PROMPT:
Across the listing below, count the lines that mention the string "Distance". Reply with the figure only.

RECORDS:
####

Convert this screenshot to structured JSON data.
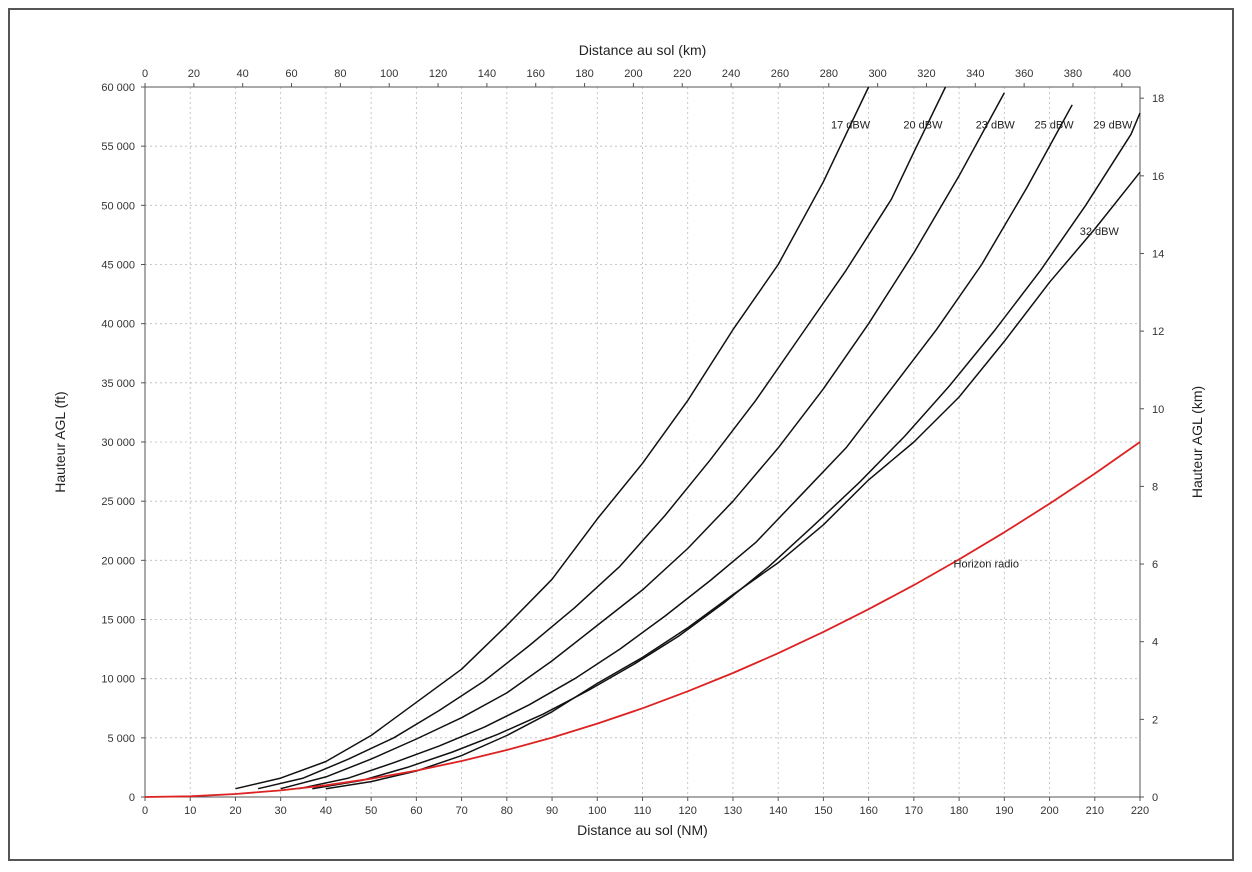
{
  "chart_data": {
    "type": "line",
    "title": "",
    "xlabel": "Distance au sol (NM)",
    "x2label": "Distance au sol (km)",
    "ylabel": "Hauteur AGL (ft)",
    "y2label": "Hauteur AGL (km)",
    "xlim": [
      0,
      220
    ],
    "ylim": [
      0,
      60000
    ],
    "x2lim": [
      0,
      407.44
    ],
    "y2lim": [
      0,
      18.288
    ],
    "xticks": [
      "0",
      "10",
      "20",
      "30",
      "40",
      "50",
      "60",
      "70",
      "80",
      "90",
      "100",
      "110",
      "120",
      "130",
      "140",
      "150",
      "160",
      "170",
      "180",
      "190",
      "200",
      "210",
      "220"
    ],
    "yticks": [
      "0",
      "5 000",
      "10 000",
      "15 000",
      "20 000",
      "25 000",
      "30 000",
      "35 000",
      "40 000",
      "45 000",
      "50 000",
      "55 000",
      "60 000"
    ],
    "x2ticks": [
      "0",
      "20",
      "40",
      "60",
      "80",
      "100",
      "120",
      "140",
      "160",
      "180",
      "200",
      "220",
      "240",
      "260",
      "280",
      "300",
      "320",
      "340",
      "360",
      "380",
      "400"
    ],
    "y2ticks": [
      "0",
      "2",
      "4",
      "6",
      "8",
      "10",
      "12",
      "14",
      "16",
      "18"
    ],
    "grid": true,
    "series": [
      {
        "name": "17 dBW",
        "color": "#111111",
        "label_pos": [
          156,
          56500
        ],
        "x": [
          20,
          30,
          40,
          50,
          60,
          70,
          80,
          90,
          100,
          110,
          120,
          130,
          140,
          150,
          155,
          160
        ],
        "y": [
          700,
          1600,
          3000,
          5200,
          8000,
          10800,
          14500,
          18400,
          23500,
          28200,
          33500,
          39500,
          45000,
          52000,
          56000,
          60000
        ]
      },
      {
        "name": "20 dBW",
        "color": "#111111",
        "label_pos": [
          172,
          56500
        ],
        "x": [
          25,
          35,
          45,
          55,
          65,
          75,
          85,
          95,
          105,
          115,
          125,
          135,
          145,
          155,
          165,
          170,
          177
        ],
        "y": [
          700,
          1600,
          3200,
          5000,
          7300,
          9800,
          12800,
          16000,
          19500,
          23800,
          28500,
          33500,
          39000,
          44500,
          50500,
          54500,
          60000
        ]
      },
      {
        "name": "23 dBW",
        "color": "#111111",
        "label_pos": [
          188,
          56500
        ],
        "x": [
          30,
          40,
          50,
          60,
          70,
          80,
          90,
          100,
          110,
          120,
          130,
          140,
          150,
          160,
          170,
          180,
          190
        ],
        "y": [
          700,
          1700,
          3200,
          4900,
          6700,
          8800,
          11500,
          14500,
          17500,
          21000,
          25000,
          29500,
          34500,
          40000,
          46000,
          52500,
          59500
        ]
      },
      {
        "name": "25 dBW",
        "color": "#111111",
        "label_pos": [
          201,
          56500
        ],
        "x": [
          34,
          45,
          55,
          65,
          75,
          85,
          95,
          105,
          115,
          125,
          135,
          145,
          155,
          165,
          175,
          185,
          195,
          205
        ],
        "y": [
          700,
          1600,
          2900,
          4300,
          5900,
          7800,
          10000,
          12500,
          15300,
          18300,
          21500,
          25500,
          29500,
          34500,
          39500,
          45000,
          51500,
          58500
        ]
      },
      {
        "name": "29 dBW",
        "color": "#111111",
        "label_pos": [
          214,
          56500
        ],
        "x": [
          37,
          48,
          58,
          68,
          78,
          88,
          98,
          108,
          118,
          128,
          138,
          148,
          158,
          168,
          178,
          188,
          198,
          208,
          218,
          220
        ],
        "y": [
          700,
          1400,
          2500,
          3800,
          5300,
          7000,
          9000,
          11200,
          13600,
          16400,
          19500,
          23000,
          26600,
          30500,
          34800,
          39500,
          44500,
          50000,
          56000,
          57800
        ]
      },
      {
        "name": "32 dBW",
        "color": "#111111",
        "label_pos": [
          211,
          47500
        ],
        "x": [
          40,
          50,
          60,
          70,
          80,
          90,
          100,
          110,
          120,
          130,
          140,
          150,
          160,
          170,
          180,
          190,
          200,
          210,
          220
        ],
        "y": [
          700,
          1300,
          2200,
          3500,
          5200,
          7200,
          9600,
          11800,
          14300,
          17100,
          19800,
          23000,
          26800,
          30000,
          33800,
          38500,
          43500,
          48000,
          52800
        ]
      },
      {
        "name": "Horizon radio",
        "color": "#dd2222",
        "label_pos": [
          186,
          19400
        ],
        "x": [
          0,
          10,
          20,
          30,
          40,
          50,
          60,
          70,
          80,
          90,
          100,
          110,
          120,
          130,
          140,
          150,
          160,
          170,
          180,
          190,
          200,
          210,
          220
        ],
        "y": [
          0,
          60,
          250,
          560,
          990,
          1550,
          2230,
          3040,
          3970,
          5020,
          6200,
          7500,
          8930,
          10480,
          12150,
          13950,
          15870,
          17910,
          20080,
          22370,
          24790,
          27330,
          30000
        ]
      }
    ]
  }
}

####

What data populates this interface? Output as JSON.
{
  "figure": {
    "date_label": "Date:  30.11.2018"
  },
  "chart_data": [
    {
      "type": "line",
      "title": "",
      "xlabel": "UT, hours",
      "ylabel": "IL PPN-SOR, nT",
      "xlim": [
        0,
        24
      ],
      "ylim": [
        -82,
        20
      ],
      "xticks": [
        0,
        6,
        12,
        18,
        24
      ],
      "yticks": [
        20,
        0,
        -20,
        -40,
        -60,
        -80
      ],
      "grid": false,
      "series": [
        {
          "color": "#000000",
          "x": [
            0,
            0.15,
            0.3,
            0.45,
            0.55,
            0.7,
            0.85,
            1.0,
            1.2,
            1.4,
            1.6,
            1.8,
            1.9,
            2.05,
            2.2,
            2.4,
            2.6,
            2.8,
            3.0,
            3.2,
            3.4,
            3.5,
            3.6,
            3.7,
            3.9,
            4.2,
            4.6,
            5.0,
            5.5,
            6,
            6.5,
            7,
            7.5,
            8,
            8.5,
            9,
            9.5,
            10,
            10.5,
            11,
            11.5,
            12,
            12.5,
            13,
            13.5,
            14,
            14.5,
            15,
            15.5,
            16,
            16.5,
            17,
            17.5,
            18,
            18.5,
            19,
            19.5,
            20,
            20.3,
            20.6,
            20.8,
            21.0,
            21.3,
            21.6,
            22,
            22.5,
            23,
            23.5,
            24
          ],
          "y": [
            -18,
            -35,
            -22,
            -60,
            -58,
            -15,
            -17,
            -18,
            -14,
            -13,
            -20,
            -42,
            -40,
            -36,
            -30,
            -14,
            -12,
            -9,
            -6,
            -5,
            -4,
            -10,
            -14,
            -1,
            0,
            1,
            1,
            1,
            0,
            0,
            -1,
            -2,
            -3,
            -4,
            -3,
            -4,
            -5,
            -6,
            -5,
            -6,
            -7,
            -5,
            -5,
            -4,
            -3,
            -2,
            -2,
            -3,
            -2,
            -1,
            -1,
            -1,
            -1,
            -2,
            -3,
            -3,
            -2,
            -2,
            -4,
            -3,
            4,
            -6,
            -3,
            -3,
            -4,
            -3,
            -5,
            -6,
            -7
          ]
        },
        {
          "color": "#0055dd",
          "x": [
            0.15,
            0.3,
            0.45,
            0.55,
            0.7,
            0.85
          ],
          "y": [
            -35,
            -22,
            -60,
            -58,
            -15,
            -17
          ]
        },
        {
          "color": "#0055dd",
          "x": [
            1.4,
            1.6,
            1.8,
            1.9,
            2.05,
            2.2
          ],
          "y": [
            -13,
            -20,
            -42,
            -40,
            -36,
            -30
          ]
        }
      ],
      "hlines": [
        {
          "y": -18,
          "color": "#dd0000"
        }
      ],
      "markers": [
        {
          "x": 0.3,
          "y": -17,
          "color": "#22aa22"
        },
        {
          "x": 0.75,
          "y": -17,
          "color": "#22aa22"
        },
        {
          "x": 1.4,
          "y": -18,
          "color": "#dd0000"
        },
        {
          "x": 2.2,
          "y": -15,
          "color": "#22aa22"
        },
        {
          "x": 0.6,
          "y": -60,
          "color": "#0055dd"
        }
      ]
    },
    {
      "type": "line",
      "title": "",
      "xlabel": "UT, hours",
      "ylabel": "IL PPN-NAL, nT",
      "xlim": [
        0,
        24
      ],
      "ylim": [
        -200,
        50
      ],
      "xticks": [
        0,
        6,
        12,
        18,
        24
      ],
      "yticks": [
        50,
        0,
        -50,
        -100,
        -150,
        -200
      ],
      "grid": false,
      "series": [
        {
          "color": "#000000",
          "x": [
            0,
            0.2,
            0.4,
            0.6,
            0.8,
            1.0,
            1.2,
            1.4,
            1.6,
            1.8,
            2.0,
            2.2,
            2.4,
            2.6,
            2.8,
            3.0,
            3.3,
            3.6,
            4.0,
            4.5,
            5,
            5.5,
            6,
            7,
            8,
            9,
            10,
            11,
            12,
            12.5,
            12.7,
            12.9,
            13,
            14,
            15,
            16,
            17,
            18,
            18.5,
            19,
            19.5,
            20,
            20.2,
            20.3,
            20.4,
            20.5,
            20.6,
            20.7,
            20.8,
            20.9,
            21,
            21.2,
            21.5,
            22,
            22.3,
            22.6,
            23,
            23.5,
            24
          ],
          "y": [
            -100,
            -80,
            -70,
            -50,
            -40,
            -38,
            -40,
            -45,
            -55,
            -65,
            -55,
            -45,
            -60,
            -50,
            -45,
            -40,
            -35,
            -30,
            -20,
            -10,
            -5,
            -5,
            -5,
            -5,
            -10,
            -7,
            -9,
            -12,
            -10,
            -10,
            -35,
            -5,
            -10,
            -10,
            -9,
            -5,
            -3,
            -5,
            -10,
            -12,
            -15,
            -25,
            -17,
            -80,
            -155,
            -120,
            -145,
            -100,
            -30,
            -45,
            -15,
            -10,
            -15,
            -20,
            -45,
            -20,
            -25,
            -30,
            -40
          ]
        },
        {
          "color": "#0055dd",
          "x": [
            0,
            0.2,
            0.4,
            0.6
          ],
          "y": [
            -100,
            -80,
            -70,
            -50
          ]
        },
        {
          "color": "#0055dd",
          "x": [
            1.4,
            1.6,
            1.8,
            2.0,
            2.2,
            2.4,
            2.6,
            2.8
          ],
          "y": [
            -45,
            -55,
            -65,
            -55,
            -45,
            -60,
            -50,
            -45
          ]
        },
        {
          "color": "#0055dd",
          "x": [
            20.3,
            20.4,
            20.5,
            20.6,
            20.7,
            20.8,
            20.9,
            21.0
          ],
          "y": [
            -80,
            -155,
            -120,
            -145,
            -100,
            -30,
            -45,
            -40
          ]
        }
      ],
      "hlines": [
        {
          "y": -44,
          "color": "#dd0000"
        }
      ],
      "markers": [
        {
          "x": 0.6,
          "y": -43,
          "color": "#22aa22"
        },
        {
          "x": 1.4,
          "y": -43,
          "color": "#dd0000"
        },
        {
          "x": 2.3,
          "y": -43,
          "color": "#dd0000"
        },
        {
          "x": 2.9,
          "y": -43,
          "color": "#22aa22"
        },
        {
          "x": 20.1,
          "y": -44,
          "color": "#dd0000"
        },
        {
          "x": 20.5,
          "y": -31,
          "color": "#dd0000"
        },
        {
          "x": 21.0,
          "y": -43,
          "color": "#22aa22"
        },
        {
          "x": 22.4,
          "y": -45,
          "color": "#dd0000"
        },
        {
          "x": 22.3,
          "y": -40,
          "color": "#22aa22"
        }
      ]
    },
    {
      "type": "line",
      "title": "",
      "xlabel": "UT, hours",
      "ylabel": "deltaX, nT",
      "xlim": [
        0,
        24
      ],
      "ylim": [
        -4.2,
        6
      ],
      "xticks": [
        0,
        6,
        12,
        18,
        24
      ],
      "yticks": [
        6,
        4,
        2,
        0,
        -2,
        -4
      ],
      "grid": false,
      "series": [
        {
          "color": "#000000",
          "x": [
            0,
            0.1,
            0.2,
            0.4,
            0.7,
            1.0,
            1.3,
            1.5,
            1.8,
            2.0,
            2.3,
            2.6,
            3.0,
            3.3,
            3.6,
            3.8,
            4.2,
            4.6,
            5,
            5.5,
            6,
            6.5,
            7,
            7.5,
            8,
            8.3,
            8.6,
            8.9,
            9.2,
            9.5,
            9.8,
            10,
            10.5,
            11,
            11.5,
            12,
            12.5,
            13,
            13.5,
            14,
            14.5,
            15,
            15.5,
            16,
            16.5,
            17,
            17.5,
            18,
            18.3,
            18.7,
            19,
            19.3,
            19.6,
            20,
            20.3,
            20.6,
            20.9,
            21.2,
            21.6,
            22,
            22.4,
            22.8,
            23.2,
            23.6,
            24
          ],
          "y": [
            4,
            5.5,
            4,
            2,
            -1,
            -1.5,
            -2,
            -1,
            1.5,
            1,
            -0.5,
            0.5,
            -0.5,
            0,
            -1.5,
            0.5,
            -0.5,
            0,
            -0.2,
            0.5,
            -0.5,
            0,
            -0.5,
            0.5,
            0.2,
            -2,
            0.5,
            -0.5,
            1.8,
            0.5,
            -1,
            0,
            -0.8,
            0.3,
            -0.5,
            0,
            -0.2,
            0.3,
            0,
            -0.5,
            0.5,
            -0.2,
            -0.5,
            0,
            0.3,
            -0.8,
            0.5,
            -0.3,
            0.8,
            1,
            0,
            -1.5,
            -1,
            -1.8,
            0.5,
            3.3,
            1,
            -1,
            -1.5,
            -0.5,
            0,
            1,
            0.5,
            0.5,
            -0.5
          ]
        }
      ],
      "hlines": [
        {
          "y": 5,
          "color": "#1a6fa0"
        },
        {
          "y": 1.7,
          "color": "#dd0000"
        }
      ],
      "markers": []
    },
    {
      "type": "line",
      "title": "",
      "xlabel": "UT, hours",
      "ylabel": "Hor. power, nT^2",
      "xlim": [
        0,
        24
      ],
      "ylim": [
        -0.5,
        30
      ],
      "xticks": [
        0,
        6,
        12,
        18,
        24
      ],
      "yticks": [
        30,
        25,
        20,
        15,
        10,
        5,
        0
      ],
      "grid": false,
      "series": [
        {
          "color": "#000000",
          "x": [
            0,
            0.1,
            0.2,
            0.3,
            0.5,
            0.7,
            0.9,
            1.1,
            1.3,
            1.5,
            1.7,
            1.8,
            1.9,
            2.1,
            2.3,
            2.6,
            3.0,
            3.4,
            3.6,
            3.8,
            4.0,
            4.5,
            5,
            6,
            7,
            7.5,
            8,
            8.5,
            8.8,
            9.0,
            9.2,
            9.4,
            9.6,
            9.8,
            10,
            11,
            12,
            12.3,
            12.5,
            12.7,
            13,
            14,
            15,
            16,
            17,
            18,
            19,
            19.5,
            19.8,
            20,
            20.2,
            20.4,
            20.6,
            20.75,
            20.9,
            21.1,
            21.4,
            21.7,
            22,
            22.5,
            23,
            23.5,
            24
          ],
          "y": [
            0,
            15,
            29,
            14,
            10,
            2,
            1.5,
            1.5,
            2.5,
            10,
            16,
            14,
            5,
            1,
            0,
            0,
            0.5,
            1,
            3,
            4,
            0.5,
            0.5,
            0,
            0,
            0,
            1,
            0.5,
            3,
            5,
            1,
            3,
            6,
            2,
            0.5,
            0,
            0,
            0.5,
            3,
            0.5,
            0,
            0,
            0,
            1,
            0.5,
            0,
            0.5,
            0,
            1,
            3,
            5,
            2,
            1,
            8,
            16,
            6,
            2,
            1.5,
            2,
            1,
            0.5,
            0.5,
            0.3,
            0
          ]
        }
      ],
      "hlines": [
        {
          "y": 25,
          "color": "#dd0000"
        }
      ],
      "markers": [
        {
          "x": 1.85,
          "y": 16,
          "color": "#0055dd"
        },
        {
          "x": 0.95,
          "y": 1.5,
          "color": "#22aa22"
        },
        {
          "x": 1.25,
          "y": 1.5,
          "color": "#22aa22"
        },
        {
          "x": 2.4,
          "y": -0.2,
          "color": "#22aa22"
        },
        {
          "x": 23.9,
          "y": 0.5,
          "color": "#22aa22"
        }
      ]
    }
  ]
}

####

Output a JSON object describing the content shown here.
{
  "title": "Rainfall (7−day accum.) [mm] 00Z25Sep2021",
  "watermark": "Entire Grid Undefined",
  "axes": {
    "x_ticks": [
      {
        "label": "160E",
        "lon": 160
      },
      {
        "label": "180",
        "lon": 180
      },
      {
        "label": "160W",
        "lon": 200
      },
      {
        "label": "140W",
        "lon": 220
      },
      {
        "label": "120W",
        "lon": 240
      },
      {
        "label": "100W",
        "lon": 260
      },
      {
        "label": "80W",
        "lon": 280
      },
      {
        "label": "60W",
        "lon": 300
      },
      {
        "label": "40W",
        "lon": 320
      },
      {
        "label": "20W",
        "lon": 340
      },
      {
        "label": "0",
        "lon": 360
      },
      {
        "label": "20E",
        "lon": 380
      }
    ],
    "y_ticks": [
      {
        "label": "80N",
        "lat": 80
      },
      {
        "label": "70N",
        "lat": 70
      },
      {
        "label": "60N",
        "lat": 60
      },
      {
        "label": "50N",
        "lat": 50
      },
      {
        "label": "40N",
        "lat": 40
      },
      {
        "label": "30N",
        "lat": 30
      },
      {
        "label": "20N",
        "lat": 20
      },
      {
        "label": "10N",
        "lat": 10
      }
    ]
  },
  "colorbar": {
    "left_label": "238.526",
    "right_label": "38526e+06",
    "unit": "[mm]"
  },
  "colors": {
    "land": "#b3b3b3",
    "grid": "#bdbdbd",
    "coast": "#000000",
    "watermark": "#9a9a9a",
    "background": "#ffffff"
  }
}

####

FULL ANSWER:
2